**Set exercise**
The records should be repeated word for word, pictures excluded.

**Exercise material**
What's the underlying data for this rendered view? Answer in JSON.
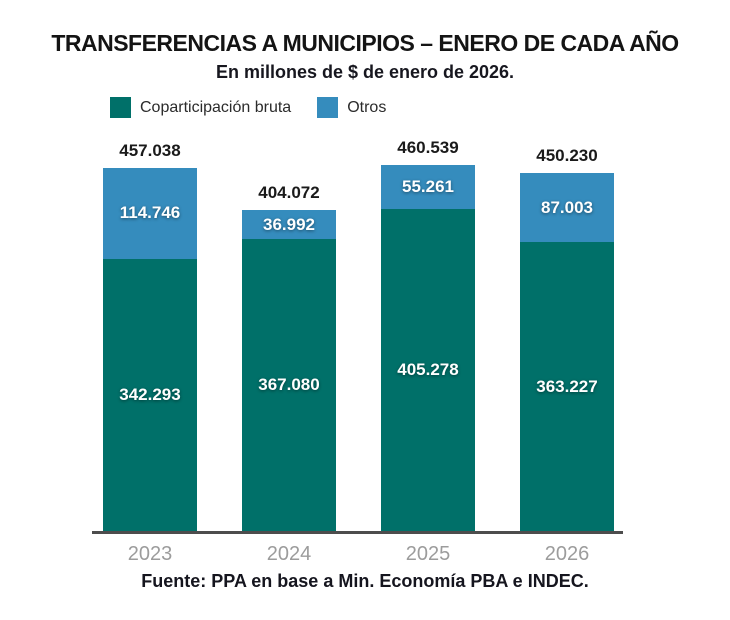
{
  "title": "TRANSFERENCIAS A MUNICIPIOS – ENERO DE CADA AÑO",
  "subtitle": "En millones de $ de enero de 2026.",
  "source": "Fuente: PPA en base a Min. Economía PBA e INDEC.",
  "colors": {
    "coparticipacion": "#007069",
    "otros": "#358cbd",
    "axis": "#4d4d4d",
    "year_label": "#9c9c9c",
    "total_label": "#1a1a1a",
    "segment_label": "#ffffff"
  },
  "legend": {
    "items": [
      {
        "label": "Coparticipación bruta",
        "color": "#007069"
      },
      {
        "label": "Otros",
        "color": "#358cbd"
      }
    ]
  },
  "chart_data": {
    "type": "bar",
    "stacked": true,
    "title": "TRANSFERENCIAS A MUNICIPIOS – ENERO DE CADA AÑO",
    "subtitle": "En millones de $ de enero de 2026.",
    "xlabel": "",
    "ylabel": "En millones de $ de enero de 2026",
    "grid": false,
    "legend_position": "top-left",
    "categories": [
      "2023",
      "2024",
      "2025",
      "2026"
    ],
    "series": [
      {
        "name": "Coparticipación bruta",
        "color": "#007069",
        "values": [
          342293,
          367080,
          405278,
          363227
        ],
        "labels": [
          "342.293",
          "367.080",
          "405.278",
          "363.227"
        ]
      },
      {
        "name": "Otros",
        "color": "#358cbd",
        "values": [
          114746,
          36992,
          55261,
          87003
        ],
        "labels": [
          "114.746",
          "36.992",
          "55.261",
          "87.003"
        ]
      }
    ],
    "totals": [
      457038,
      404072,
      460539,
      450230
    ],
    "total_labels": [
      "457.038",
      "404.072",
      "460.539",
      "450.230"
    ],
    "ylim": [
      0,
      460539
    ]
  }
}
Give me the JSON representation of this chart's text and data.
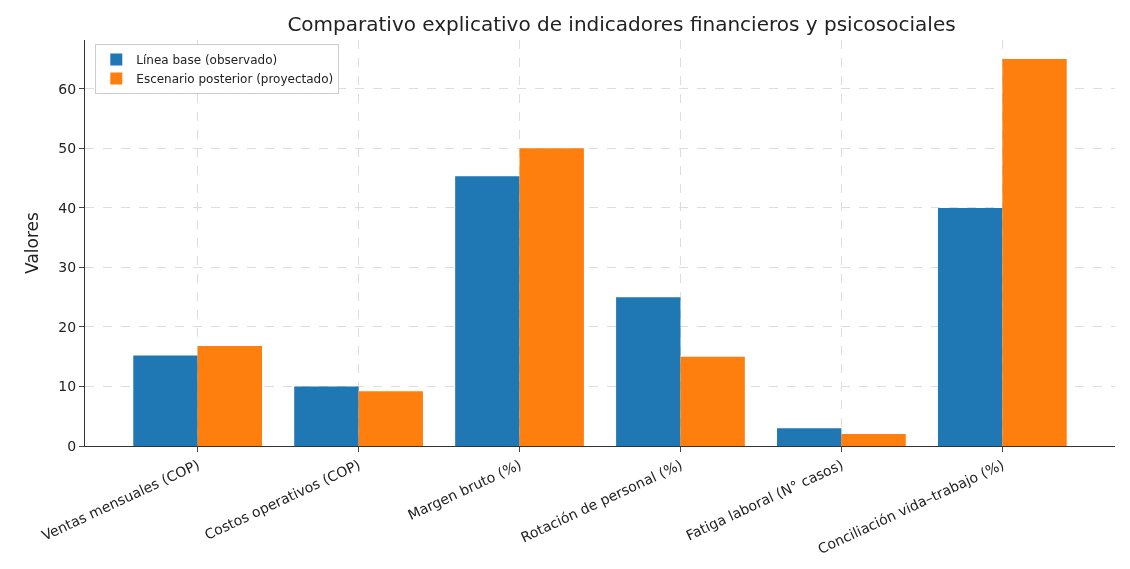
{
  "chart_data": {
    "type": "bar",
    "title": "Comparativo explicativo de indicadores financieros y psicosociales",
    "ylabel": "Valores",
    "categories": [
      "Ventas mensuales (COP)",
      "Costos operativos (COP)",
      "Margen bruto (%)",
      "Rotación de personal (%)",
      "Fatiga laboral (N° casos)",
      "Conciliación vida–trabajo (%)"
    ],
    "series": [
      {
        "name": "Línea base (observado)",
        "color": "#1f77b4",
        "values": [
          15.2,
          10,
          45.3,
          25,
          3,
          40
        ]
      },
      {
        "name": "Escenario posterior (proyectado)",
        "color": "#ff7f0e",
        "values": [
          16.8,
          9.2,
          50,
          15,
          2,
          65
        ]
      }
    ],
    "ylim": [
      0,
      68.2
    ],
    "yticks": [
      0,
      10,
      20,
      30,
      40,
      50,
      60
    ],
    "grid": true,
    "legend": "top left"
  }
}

**Result of the task**
What's the underlying data for this rendered view? Answer in JSON.
{
  "title": "TRANSFERENCIAS A MUNICIPIOS – ENERO DE CADA AÑO",
  "subtitle": "En millones de $ de enero de 2026.",
  "source": "Fuente: PPA en base a Min. Economía PBA e INDEC.",
  "colors": {
    "coparticipacion": "#007069",
    "otros": "#358cbd",
    "axis": "#4d4d4d",
    "year_label": "#9c9c9c",
    "total_label": "#1a1a1a",
    "segment_label": "#ffffff"
  },
  "legend": {
    "items": [
      {
        "label": "Coparticipación bruta",
        "color": "#007069"
      },
      {
        "label": "Otros",
        "color": "#358cbd"
      }
    ]
  },
  "chart_data": {
    "type": "bar",
    "stacked": true,
    "title": "TRANSFERENCIAS A MUNICIPIOS – ENERO DE CADA AÑO",
    "subtitle": "En millones de $ de enero de 2026.",
    "xlabel": "",
    "ylabel": "En millones de $ de enero de 2026",
    "grid": false,
    "legend_position": "top-left",
    "categories": [
      "2023",
      "2024",
      "2025",
      "2026"
    ],
    "series": [
      {
        "name": "Coparticipación bruta",
        "color": "#007069",
        "values": [
          342293,
          367080,
          405278,
          363227
        ],
        "labels": [
          "342.293",
          "367.080",
          "405.278",
          "363.227"
        ]
      },
      {
        "name": "Otros",
        "color": "#358cbd",
        "values": [
          114746,
          36992,
          55261,
          87003
        ],
        "labels": [
          "114.746",
          "36.992",
          "55.261",
          "87.003"
        ]
      }
    ],
    "totals": [
      457038,
      404072,
      460539,
      450230
    ],
    "total_labels": [
      "457.038",
      "404.072",
      "460.539",
      "450.230"
    ],
    "ylim": [
      0,
      460539
    ]
  }
}
Give me the JSON representation of this chart's text and data.
{
  "chart_data": {
    "type": "bar",
    "title": "Comparativo explicativo de indicadores financieros y psicosociales",
    "ylabel": "Valores",
    "categories": [
      "Ventas mensuales (COP)",
      "Costos operativos (COP)",
      "Margen bruto (%)",
      "Rotación de personal (%)",
      "Fatiga laboral (N° casos)",
      "Conciliación vida–trabajo (%)"
    ],
    "series": [
      {
        "name": "Línea base (observado)",
        "color": "#1f77b4",
        "values": [
          15.2,
          10,
          45.3,
          25,
          3,
          40
        ]
      },
      {
        "name": "Escenario posterior (proyectado)",
        "color": "#ff7f0e",
        "values": [
          16.8,
          9.2,
          50,
          15,
          2,
          65
        ]
      }
    ],
    "ylim": [
      0,
      68.2
    ],
    "yticks": [
      0,
      10,
      20,
      30,
      40,
      50,
      60
    ],
    "grid": true,
    "legend": "top left"
  }
}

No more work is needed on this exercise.